▸ **What the task requires**
Will you quote all of the entries, word for word?

Data entries for graphics:
▬▬▬

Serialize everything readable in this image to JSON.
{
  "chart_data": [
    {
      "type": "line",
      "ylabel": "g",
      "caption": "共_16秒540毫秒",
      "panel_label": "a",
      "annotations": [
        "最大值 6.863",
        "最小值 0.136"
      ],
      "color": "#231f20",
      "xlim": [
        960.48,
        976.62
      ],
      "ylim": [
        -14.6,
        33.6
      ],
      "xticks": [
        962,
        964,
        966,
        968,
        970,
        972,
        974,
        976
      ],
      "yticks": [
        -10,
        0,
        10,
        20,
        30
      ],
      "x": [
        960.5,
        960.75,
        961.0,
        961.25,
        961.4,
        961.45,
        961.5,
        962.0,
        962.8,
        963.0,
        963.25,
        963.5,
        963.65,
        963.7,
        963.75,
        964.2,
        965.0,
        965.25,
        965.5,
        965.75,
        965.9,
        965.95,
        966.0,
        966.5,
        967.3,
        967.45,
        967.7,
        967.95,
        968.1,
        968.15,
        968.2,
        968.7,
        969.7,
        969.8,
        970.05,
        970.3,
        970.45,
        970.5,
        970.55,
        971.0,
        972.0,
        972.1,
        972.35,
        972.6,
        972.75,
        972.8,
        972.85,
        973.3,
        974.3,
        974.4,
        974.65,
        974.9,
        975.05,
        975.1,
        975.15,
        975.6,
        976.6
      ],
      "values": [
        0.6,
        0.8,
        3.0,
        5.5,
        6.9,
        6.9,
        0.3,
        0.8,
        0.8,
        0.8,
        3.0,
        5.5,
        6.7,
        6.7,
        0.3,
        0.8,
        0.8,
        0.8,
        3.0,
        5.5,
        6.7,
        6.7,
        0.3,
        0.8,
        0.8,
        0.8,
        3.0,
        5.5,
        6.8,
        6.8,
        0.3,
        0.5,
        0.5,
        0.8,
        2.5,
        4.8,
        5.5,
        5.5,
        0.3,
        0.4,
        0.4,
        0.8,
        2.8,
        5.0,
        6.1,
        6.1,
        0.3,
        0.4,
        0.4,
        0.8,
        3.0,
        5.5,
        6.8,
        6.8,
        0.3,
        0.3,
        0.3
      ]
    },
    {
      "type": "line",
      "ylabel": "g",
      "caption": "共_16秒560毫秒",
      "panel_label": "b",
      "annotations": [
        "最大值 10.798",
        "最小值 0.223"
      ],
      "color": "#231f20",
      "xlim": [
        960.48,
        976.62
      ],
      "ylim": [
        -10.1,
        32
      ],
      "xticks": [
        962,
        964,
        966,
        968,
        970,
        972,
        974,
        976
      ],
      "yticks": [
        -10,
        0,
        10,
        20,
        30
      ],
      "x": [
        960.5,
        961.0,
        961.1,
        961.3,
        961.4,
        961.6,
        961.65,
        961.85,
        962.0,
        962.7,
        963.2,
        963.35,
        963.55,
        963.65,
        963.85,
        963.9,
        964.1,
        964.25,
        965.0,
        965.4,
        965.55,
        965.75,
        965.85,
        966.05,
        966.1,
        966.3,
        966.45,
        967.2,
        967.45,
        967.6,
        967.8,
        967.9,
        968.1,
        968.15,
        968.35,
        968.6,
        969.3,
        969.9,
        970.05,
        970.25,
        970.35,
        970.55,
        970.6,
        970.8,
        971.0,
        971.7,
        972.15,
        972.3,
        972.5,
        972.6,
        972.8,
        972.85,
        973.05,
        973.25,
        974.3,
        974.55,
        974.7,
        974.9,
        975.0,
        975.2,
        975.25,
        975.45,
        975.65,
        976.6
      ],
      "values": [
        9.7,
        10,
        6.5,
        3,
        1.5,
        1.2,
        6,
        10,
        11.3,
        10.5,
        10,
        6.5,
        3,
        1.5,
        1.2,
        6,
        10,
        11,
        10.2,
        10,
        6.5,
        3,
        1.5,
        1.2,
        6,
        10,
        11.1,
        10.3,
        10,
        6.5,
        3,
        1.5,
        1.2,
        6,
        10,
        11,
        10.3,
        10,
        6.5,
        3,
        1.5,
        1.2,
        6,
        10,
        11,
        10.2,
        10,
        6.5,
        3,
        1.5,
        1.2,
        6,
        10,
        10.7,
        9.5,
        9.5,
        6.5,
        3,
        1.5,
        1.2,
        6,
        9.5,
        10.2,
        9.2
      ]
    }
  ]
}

▬▬▬

▸ **Result for this exercise**
Serialize everything readable in this image to JSON.
{
  "chart_data": [
    {
      "type": "line",
      "ylabel": "g",
      "caption": "共_16秒540毫秒",
      "panel_label": "a",
      "annotations": [
        "最大值 6.863",
        "最小值 0.136"
      ],
      "color": "#231f20",
      "xlim": [
        960.48,
        976.62
      ],
      "ylim": [
        -14.6,
        33.6
      ],
      "xticks": [
        962,
        964,
        966,
        968,
        970,
        972,
        974,
        976
      ],
      "yticks": [
        -10,
        0,
        10,
        20,
        30
      ],
      "x": [
        960.5,
        960.75,
        961.0,
        961.25,
        961.4,
        961.45,
        961.5,
        962.0,
        962.8,
        963.0,
        963.25,
        963.5,
        963.65,
        963.7,
        963.75,
        964.2,
        965.0,
        965.25,
        965.5,
        965.75,
        965.9,
        965.95,
        966.0,
        966.5,
        967.3,
        967.45,
        967.7,
        967.95,
        968.1,
        968.15,
        968.2,
        968.7,
        969.7,
        969.8,
        970.05,
        970.3,
        970.45,
        970.5,
        970.55,
        971.0,
        972.0,
        972.1,
        972.35,
        972.6,
        972.75,
        972.8,
        972.85,
        973.3,
        974.3,
        974.4,
        974.65,
        974.9,
        975.05,
        975.1,
        975.15,
        975.6,
        976.6
      ],
      "values": [
        0.6,
        0.8,
        3.0,
        5.5,
        6.9,
        6.9,
        0.3,
        0.8,
        0.8,
        0.8,
        3.0,
        5.5,
        6.7,
        6.7,
        0.3,
        0.8,
        0.8,
        0.8,
        3.0,
        5.5,
        6.7,
        6.7,
        0.3,
        0.8,
        0.8,
        0.8,
        3.0,
        5.5,
        6.8,
        6.8,
        0.3,
        0.5,
        0.5,
        0.8,
        2.5,
        4.8,
        5.5,
        5.5,
        0.3,
        0.4,
        0.4,
        0.8,
        2.8,
        5.0,
        6.1,
        6.1,
        0.3,
        0.4,
        0.4,
        0.8,
        3.0,
        5.5,
        6.8,
        6.8,
        0.3,
        0.3,
        0.3
      ]
    },
    {
      "type": "line",
      "ylabel": "g",
      "caption": "共_16秒560毫秒",
      "panel_label": "b",
      "annotations": [
        "最大值 10.798",
        "最小值 0.223"
      ],
      "color": "#231f20",
      "xlim": [
        960.48,
        976.62
      ],
      "ylim": [
        -10.1,
        32
      ],
      "xticks": [
        962,
        964,
        966,
        968,
        970,
        972,
        974,
        976
      ],
      "yticks": [
        -10,
        0,
        10,
        20,
        30
      ],
      "x": [
        960.5,
        961.0,
        961.1,
        961.3,
        961.4,
        961.6,
        961.65,
        961.85,
        962.0,
        962.7,
        963.2,
        963.35,
        963.55,
        963.65,
        963.85,
        963.9,
        964.1,
        964.25,
        965.0,
        965.4,
        965.55,
        965.75,
        965.85,
        966.05,
        966.1,
        966.3,
        966.45,
        967.2,
        967.45,
        967.6,
        967.8,
        967.9,
        968.1,
        968.15,
        968.35,
        968.6,
        969.3,
        969.9,
        970.05,
        970.25,
        970.35,
        970.55,
        970.6,
        970.8,
        971.0,
        971.7,
        972.15,
        972.3,
        972.5,
        972.6,
        972.8,
        972.85,
        973.05,
        973.25,
        974.3,
        974.55,
        974.7,
        974.9,
        975.0,
        975.2,
        975.25,
        975.45,
        975.65,
        976.6
      ],
      "values": [
        9.7,
        10,
        6.5,
        3,
        1.5,
        1.2,
        6,
        10,
        11.3,
        10.5,
        10,
        6.5,
        3,
        1.5,
        1.2,
        6,
        10,
        11,
        10.2,
        10,
        6.5,
        3,
        1.5,
        1.2,
        6,
        10,
        11.1,
        10.3,
        10,
        6.5,
        3,
        1.5,
        1.2,
        6,
        10,
        11,
        10.3,
        10,
        6.5,
        3,
        1.5,
        1.2,
        6,
        10,
        11,
        10.2,
        10,
        6.5,
        3,
        1.5,
        1.2,
        6,
        10,
        10.7,
        9.5,
        9.5,
        6.5,
        3,
        1.5,
        1.2,
        6,
        9.5,
        10.2,
        9.2
      ]
    }
  ]
}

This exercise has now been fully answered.